**WHAT YOU HAVE TO DO**: Return the lines where the word "this" occurs.

(Dataset items)
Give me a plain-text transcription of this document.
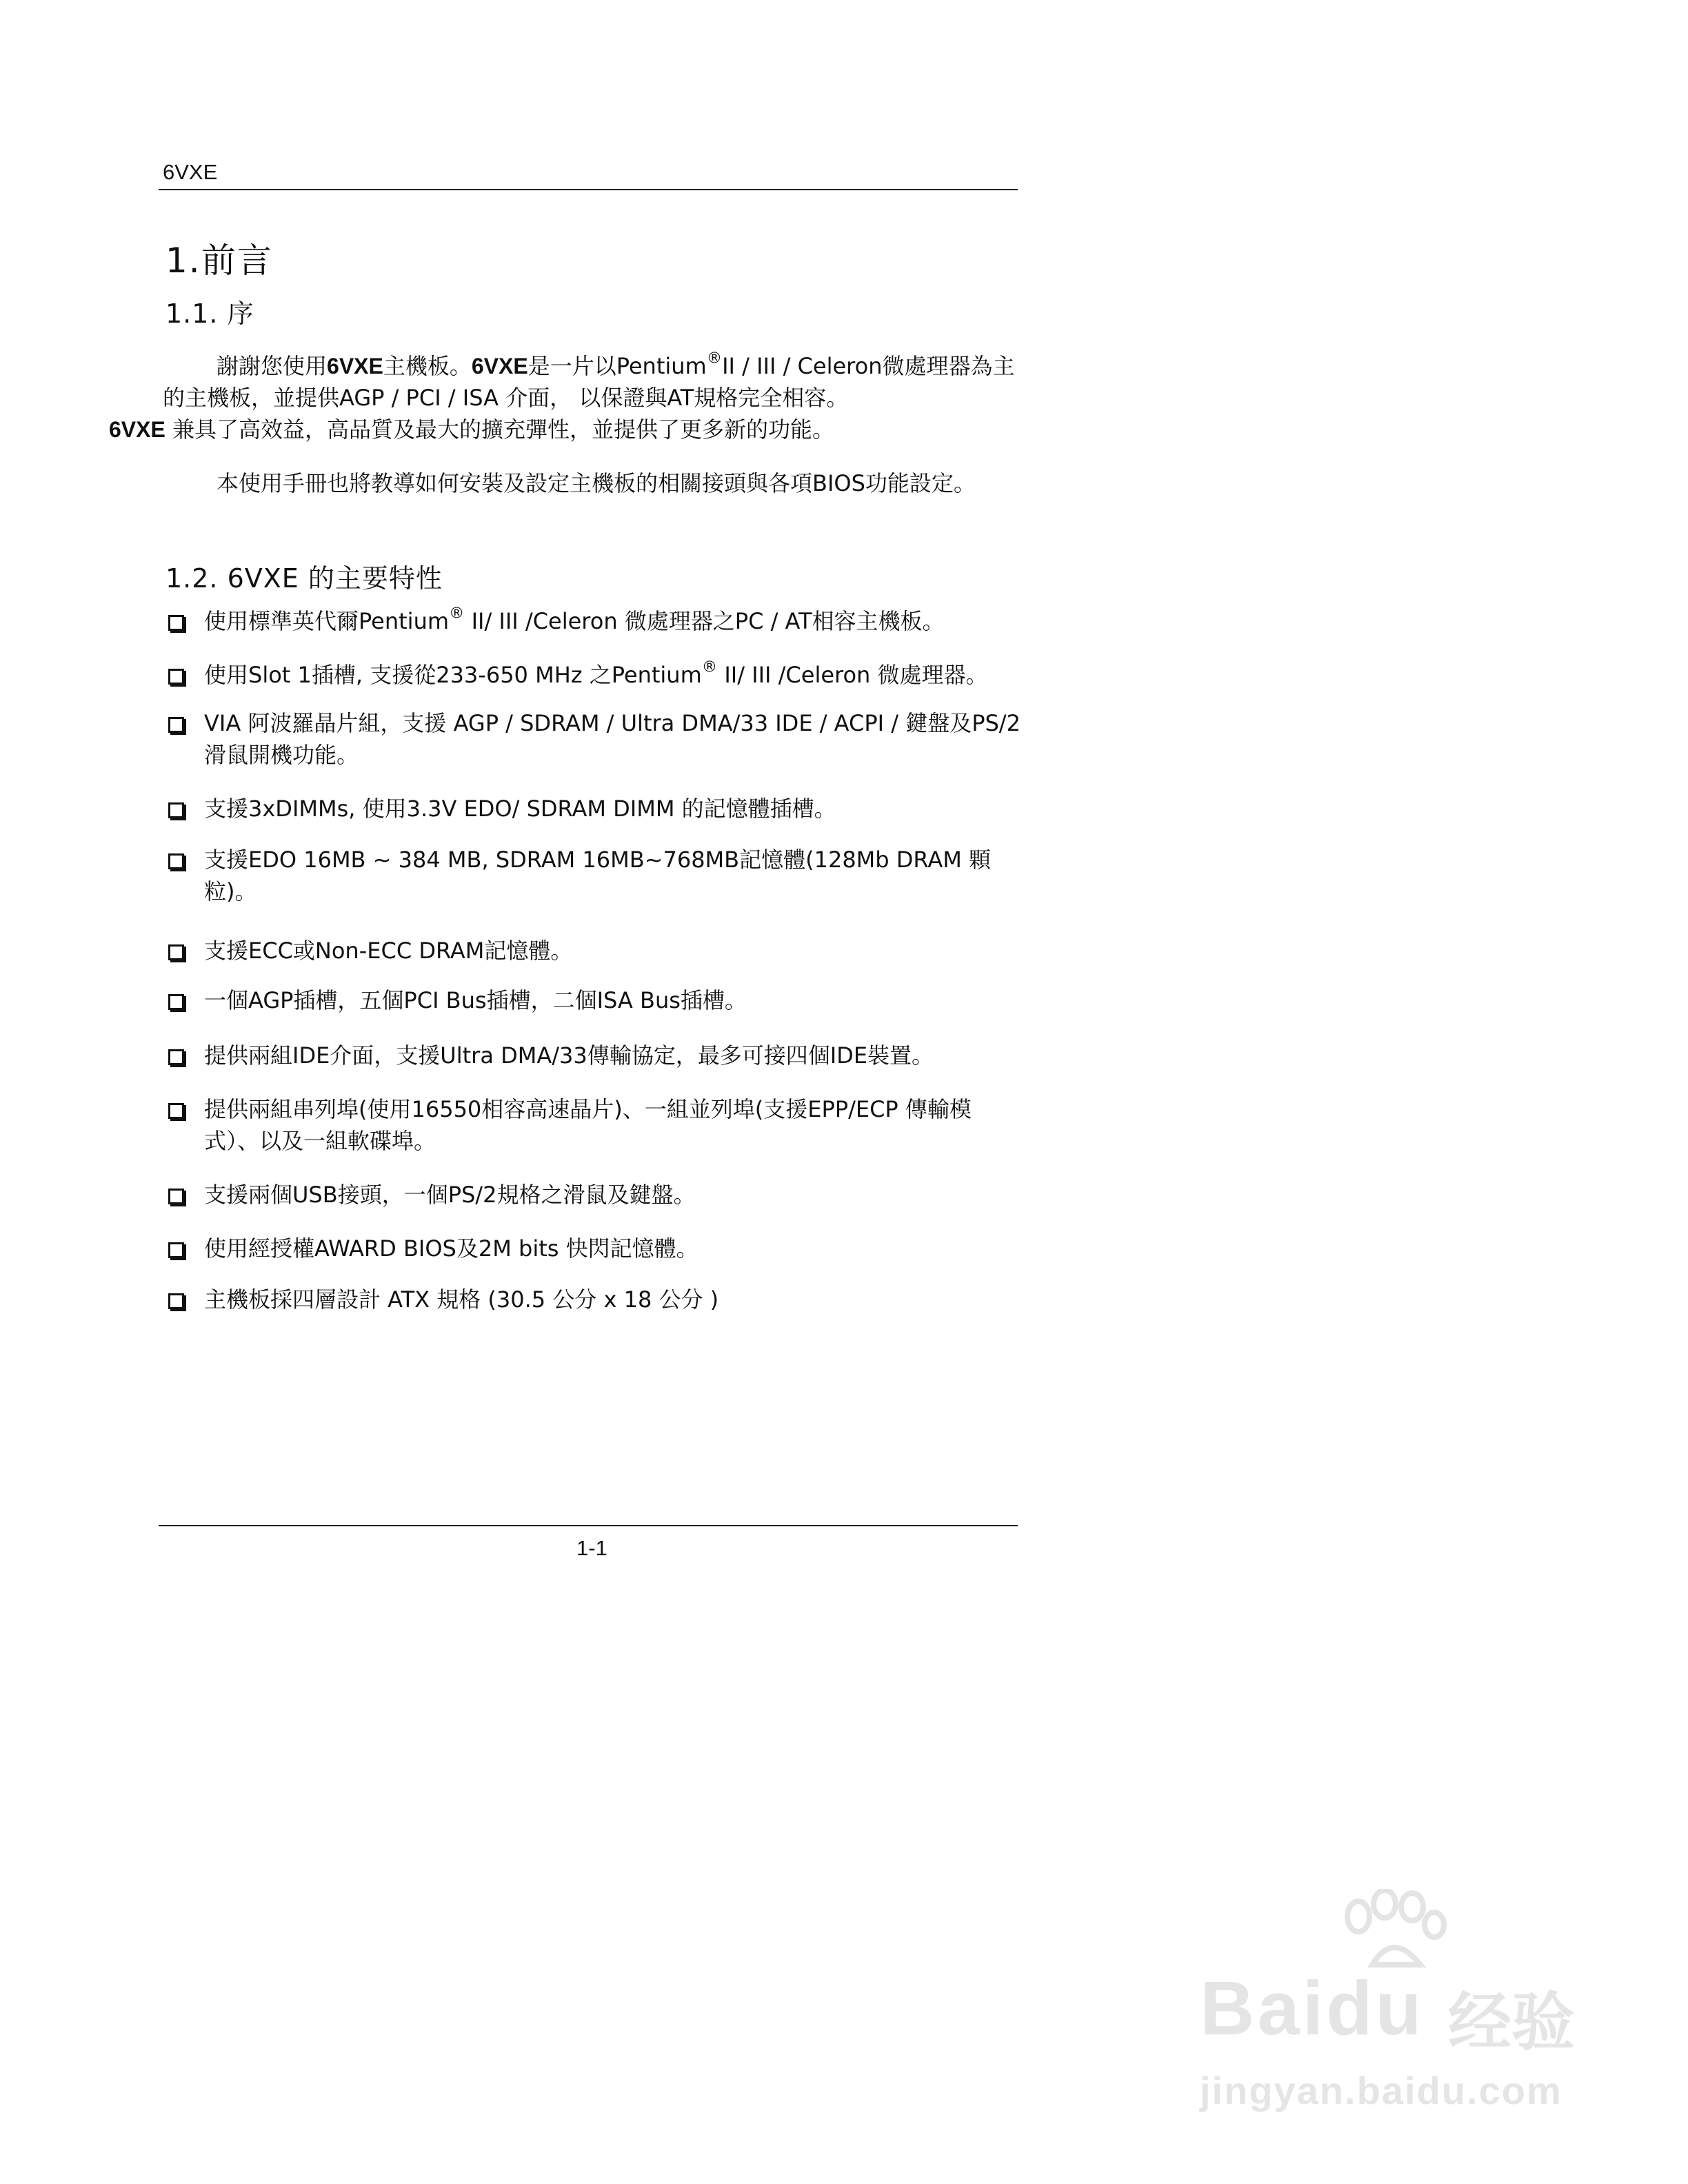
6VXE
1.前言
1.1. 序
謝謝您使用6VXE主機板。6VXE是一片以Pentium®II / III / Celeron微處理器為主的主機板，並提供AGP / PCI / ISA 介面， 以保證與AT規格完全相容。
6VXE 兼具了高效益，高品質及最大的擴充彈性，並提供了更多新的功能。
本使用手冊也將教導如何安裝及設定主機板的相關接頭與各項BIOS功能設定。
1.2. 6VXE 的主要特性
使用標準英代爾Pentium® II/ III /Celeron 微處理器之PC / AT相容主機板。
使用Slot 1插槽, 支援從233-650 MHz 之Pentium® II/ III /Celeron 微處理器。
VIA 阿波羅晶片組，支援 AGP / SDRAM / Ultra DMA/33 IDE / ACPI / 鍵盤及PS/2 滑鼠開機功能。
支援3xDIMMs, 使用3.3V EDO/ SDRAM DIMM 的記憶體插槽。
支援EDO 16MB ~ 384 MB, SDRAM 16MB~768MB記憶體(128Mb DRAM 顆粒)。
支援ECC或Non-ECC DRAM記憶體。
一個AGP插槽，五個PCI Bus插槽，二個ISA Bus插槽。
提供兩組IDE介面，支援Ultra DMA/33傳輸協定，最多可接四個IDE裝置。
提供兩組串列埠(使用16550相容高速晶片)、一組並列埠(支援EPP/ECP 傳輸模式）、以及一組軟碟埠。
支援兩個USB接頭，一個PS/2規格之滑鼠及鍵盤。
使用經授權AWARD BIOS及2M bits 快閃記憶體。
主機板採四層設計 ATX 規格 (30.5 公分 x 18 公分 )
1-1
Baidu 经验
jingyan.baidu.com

--

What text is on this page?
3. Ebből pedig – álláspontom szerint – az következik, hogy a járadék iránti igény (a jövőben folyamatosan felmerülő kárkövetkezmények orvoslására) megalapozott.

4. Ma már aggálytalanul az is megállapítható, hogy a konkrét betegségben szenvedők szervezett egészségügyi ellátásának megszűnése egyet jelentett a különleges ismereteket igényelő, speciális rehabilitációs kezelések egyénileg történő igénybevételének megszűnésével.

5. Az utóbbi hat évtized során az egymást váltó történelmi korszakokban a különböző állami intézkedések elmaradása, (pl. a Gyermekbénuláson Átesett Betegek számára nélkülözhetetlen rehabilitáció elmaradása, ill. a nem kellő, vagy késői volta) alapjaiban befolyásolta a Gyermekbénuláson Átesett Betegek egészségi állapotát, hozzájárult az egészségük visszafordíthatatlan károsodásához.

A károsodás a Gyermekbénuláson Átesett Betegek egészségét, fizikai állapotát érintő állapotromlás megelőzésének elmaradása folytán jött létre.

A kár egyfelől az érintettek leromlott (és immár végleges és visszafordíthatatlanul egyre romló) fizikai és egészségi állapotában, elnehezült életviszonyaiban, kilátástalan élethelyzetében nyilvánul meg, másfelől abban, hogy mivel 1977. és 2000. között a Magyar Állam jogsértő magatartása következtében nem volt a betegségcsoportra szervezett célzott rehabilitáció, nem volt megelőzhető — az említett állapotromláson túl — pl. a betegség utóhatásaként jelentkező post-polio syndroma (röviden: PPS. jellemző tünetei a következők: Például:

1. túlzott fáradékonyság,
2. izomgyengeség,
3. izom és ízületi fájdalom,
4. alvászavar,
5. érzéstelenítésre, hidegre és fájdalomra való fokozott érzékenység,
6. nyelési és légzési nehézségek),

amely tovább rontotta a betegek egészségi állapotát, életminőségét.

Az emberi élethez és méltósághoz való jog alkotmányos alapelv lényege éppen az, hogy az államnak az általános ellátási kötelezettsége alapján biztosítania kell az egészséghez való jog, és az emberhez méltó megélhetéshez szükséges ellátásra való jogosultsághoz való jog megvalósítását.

* * *

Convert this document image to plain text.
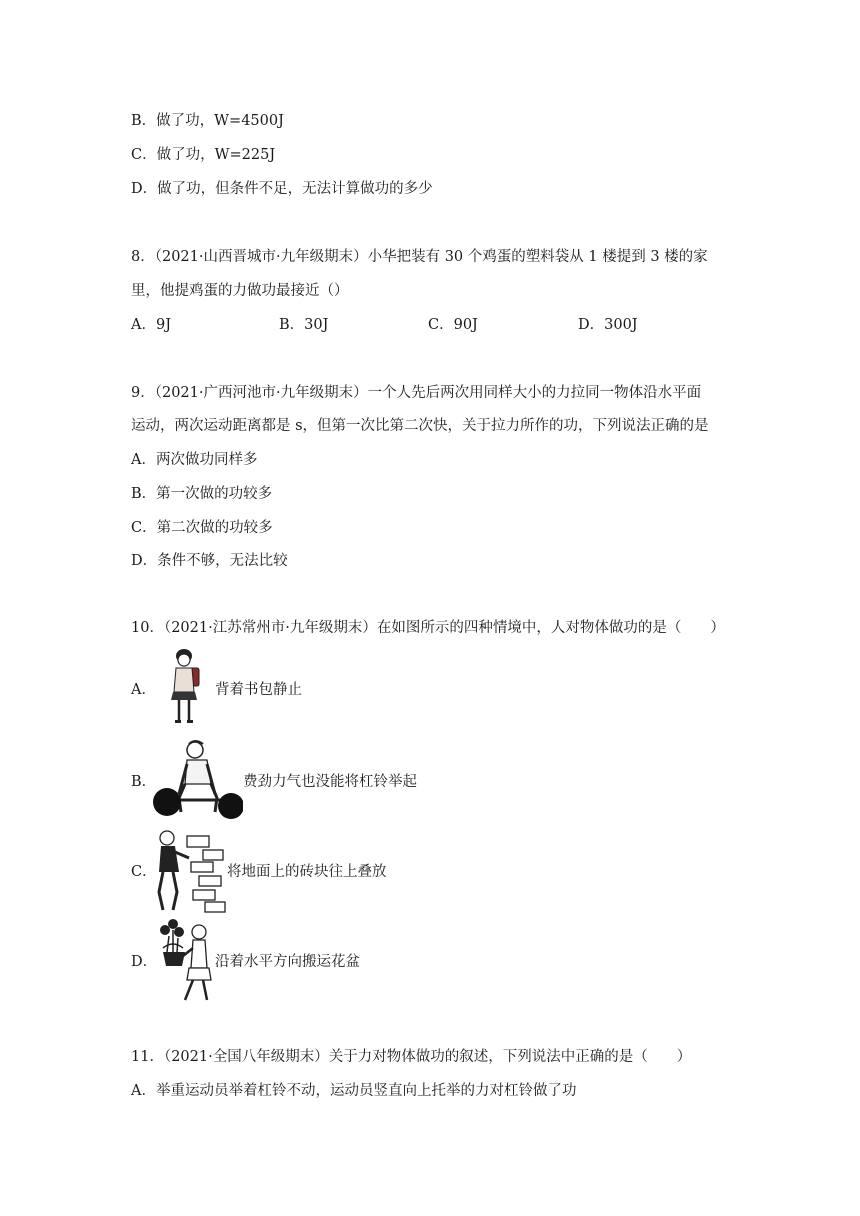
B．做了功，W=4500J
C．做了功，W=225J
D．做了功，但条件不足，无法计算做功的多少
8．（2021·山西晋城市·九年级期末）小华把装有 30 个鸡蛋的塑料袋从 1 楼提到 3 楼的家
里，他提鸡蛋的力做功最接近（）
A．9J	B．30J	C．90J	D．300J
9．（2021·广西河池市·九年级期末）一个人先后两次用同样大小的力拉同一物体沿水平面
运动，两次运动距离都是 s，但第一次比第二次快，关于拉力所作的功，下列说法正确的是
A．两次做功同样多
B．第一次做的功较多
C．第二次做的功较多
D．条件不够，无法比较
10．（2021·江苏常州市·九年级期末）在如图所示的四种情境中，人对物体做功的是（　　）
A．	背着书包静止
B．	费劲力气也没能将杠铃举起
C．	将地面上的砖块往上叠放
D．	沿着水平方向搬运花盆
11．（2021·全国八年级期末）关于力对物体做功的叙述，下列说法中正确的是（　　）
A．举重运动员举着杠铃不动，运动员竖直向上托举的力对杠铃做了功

**FINAL RESULT**:
Give me a plain-text transcription of this document.
What text is on this page?
Convert this document image to plain text.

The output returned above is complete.